START Material

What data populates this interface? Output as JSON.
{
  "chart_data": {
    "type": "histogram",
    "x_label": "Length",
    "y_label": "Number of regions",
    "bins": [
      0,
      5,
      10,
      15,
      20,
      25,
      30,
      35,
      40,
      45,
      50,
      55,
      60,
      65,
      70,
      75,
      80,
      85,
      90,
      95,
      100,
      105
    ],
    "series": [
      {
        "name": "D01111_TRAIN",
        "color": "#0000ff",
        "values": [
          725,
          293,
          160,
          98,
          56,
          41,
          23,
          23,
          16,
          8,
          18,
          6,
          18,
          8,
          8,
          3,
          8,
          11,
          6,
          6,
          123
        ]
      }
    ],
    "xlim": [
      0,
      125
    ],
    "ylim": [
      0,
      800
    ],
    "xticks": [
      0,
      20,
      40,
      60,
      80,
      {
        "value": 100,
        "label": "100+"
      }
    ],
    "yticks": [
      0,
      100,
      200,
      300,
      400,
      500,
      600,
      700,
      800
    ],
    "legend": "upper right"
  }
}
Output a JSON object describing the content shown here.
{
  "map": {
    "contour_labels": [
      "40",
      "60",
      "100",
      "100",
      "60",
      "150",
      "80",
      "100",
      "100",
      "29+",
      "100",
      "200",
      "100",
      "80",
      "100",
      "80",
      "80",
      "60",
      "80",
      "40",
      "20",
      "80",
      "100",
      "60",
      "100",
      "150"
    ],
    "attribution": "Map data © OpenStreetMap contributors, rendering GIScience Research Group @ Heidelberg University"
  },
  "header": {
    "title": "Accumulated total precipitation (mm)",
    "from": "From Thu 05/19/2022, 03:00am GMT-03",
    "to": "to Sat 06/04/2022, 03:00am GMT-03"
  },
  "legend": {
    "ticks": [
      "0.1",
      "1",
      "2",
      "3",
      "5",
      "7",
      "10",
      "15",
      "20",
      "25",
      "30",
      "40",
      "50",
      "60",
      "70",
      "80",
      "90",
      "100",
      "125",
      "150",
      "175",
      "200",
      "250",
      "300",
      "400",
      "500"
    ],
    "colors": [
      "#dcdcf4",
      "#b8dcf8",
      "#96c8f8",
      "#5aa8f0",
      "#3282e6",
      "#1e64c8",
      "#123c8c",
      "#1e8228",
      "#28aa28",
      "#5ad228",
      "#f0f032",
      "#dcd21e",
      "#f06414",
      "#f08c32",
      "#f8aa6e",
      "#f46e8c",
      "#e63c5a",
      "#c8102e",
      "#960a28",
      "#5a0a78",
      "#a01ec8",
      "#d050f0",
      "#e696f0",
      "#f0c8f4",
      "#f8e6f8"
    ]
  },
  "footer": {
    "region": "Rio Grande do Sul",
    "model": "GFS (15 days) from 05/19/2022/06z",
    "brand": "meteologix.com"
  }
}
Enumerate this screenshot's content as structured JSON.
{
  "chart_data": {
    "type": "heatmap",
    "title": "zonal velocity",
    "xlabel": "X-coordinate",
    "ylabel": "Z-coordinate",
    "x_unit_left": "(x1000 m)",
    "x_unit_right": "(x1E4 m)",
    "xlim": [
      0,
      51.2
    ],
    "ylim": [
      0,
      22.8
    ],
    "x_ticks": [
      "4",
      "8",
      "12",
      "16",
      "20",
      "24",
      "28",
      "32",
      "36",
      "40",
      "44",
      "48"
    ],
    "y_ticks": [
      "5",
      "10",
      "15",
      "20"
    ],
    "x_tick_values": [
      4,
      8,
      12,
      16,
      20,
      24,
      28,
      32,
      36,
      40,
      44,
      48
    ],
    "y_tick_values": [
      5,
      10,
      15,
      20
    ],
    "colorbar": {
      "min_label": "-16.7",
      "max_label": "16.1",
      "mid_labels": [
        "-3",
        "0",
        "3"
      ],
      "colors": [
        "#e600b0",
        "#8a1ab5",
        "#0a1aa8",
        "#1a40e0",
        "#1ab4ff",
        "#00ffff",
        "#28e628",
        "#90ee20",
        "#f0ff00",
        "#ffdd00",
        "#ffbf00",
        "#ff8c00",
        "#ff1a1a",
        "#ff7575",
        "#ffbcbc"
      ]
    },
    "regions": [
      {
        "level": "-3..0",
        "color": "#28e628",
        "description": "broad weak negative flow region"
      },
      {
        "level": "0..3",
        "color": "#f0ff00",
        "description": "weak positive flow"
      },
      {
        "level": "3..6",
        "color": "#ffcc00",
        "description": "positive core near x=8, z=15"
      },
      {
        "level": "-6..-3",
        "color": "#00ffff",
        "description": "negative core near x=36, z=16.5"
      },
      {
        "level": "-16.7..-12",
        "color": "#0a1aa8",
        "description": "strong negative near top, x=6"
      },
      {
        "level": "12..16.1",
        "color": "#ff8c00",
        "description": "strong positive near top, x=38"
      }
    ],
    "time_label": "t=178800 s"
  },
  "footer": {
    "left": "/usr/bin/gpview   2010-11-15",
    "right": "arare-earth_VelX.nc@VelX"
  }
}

END Material

## Given request
Copy the material above verbatim.

## Task response
What data populates this interface? Output as JSON.
{
  "chart_data": {
    "type": "histogram",
    "x_label": "Length",
    "y_label": "Number of regions",
    "bins": [
      0,
      5,
      10,
      15,
      20,
      25,
      30,
      35,
      40,
      45,
      50,
      55,
      60,
      65,
      70,
      75,
      80,
      85,
      90,
      95,
      100,
      105
    ],
    "series": [
      {
        "name": "D01111_TRAIN",
        "color": "#0000ff",
        "values": [
          725,
          293,
          160,
          98,
          56,
          41,
          23,
          23,
          16,
          8,
          18,
          6,
          18,
          8,
          8,
          3,
          8,
          11,
          6,
          6,
          123
        ]
      }
    ],
    "xlim": [
      0,
      125
    ],
    "ylim": [
      0,
      800
    ],
    "xticks": [
      0,
      20,
      40,
      60,
      80,
      {
        "value": 100,
        "label": "100+"
      }
    ],
    "yticks": [
      0,
      100,
      200,
      300,
      400,
      500,
      600,
      700,
      800
    ],
    "legend": "upper right"
  }
}
Output a JSON object describing the content shown here.
{
  "map": {
    "contour_labels": [
      "40",
      "60",
      "100",
      "100",
      "60",
      "150",
      "80",
      "100",
      "100",
      "29+",
      "100",
      "200",
      "100",
      "80",
      "100",
      "80",
      "80",
      "60",
      "80",
      "40",
      "20",
      "80",
      "100",
      "60",
      "100",
      "150"
    ],
    "attribution": "Map data © OpenStreetMap contributors, rendering GIScience Research Group @ Heidelberg University"
  },
  "header": {
    "title": "Accumulated total precipitation (mm)",
    "from": "From Thu 05/19/2022, 03:00am GMT-03",
    "to": "to Sat 06/04/2022, 03:00am GMT-03"
  },
  "legend": {
    "ticks": [
      "0.1",
      "1",
      "2",
      "3",
      "5",
      "7",
      "10",
      "15",
      "20",
      "25",
      "30",
      "40",
      "50",
      "60",
      "70",
      "80",
      "90",
      "100",
      "125",
      "150",
      "175",
      "200",
      "250",
      "300",
      "400",
      "500"
    ],
    "colors": [
      "#dcdcf4",
      "#b8dcf8",
      "#96c8f8",
      "#5aa8f0",
      "#3282e6",
      "#1e64c8",
      "#123c8c",
      "#1e8228",
      "#28aa28",
      "#5ad228",
      "#f0f032",
      "#dcd21e",
      "#f06414",
      "#f08c32",
      "#f8aa6e",
      "#f46e8c",
      "#e63c5a",
      "#c8102e",
      "#960a28",
      "#5a0a78",
      "#a01ec8",
      "#d050f0",
      "#e696f0",
      "#f0c8f4",
      "#f8e6f8"
    ]
  },
  "footer": {
    "region": "Rio Grande do Sul",
    "model": "GFS (15 days) from 05/19/2022/06z",
    "brand": "meteologix.com"
  }
}
Enumerate this screenshot's content as structured JSON.
{
  "chart_data": {
    "type": "heatmap",
    "title": "zonal velocity",
    "xlabel": "X-coordinate",
    "ylabel": "Z-coordinate",
    "x_unit_left": "(x1000 m)",
    "x_unit_right": "(x1E4 m)",
    "xlim": [
      0,
      51.2
    ],
    "ylim": [
      0,
      22.8
    ],
    "x_ticks": [
      "4",
      "8",
      "12",
      "16",
      "20",
      "24",
      "28",
      "32",
      "36",
      "40",
      "44",
      "48"
    ],
    "y_ticks": [
      "5",
      "10",
      "15",
      "20"
    ],
    "x_tick_values": [
      4,
      8,
      12,
      16,
      20,
      24,
      28,
      32,
      36,
      40,
      44,
      48
    ],
    "y_tick_values": [
      5,
      10,
      15,
      20
    ],
    "colorbar": {
      "min_label": "-16.7",
      "max_label": "16.1",
      "mid_labels": [
        "-3",
        "0",
        "3"
      ],
      "colors": [
        "#e600b0",
        "#8a1ab5",
        "#0a1aa8",
        "#1a40e0",
        "#1ab4ff",
        "#00ffff",
        "#28e628",
        "#90ee20",
        "#f0ff00",
        "#ffdd00",
        "#ffbf00",
        "#ff8c00",
        "#ff1a1a",
        "#ff7575",
        "#ffbcbc"
      ]
    },
    "regions": [
      {
        "level": "-3..0",
        "color": "#28e628",
        "description": "broad weak negative flow region"
      },
      {
        "level": "0..3",
        "color": "#f0ff00",
        "description": "weak positive flow"
      },
      {
        "level": "3..6",
        "color": "#ffcc00",
        "description": "positive core near x=8, z=15"
      },
      {
        "level": "-6..-3",
        "color": "#00ffff",
        "description": "negative core near x=36, z=16.5"
      },
      {
        "level": "-16.7..-12",
        "color": "#0a1aa8",
        "description": "strong negative near top, x=6"
      },
      {
        "level": "12..16.1",
        "color": "#ff8c00",
        "description": "strong positive near top, x=38"
      }
    ],
    "time_label": "t=178800 s"
  },
  "footer": {
    "left": "/usr/bin/gpview   2010-11-15",
    "right": "arare-earth_VelX.nc@VelX"
  }
}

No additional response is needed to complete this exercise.